(Stored entries)
* START *

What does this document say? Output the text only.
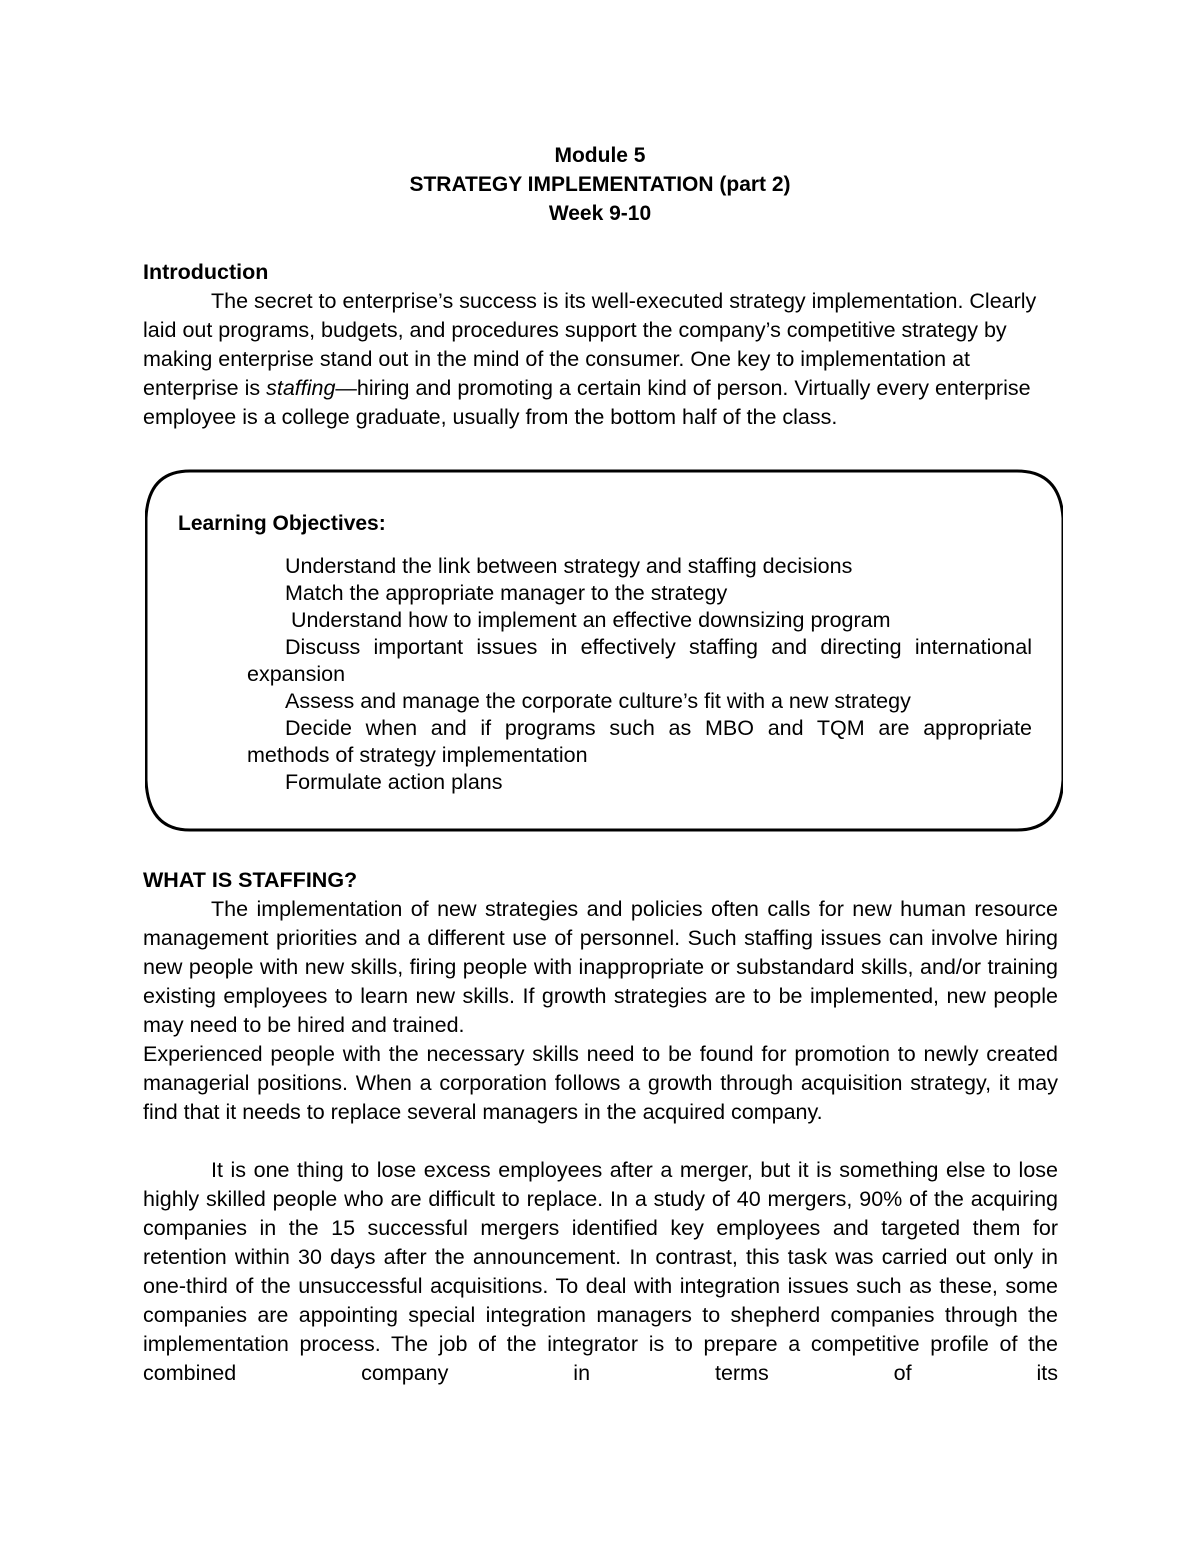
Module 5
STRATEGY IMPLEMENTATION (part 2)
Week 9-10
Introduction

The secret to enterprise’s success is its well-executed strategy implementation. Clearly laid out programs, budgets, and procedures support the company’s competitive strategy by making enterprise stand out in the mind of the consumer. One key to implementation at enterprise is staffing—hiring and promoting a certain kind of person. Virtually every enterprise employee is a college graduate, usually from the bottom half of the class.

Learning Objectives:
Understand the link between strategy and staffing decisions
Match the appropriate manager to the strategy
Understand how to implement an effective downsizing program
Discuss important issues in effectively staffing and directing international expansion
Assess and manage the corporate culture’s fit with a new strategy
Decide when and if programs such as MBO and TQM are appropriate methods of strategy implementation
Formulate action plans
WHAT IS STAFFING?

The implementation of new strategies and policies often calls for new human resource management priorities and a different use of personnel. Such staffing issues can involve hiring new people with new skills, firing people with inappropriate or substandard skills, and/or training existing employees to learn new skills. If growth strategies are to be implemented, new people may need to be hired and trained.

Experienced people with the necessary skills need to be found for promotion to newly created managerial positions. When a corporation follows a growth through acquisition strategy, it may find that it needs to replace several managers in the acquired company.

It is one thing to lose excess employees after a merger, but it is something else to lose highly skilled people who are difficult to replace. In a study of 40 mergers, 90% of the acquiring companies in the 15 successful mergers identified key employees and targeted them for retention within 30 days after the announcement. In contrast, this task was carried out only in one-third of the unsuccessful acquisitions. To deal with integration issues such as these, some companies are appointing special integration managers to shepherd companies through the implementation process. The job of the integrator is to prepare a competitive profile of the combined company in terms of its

* END *
* START *

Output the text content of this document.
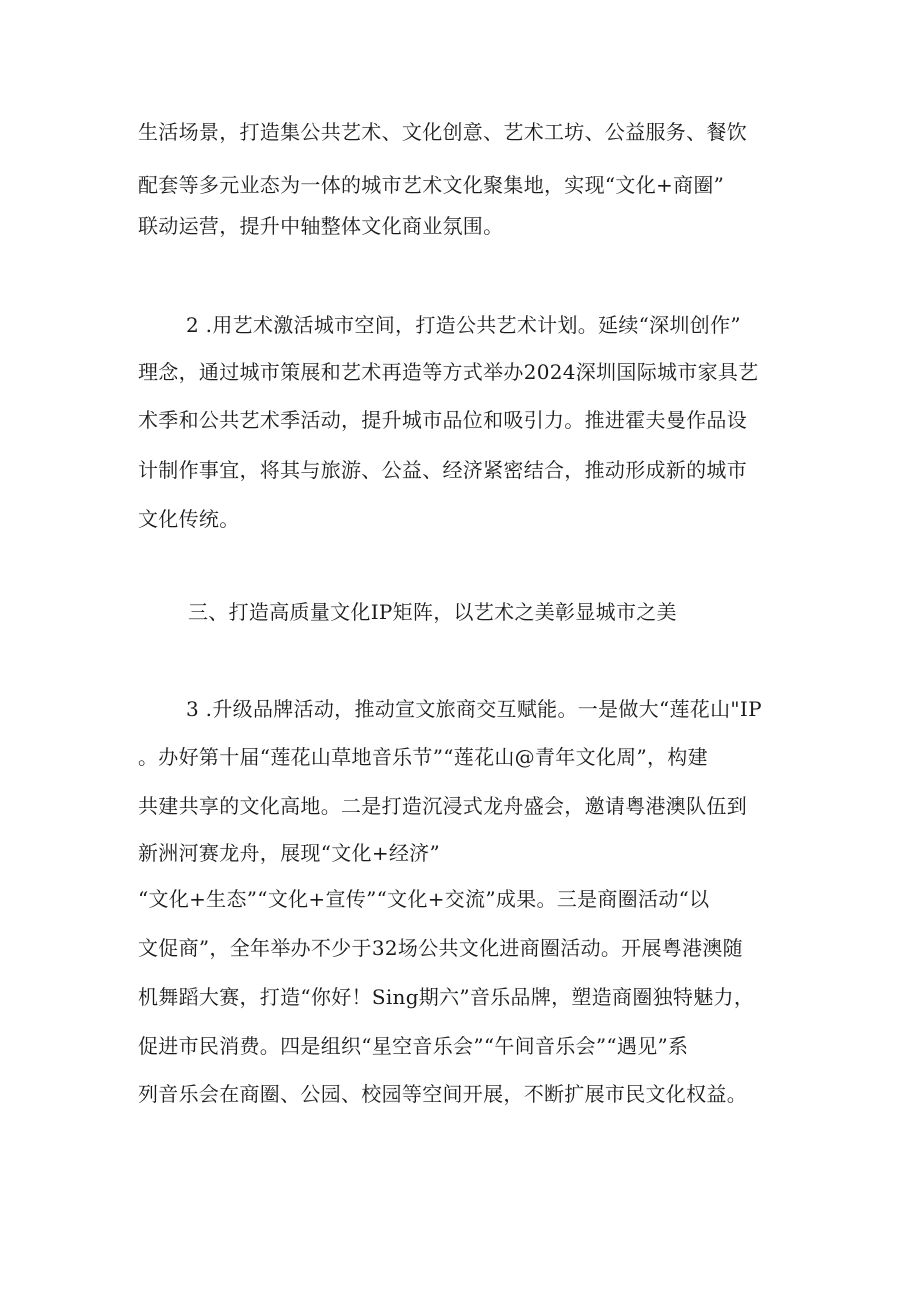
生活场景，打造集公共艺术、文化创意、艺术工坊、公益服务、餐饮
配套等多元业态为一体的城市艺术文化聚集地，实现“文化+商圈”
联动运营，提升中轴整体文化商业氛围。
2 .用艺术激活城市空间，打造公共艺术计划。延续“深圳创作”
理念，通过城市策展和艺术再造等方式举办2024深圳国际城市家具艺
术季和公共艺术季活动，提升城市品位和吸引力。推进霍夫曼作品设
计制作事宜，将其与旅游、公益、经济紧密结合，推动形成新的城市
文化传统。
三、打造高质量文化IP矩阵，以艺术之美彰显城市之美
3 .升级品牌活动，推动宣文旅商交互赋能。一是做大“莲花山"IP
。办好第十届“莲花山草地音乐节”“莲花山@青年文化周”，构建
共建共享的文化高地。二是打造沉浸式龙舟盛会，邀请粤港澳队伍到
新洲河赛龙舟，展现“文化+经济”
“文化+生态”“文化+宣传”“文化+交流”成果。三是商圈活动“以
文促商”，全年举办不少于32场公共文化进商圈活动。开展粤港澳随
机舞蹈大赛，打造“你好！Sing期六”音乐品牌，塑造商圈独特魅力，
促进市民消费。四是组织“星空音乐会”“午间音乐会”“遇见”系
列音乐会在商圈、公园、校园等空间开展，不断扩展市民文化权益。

* END *

Problem to solve
Pull out every line of the records that includes the string "Understand".

Solved problem
Understand the link between strategy and staffing decisions
Understand how to implement an effective downsizing program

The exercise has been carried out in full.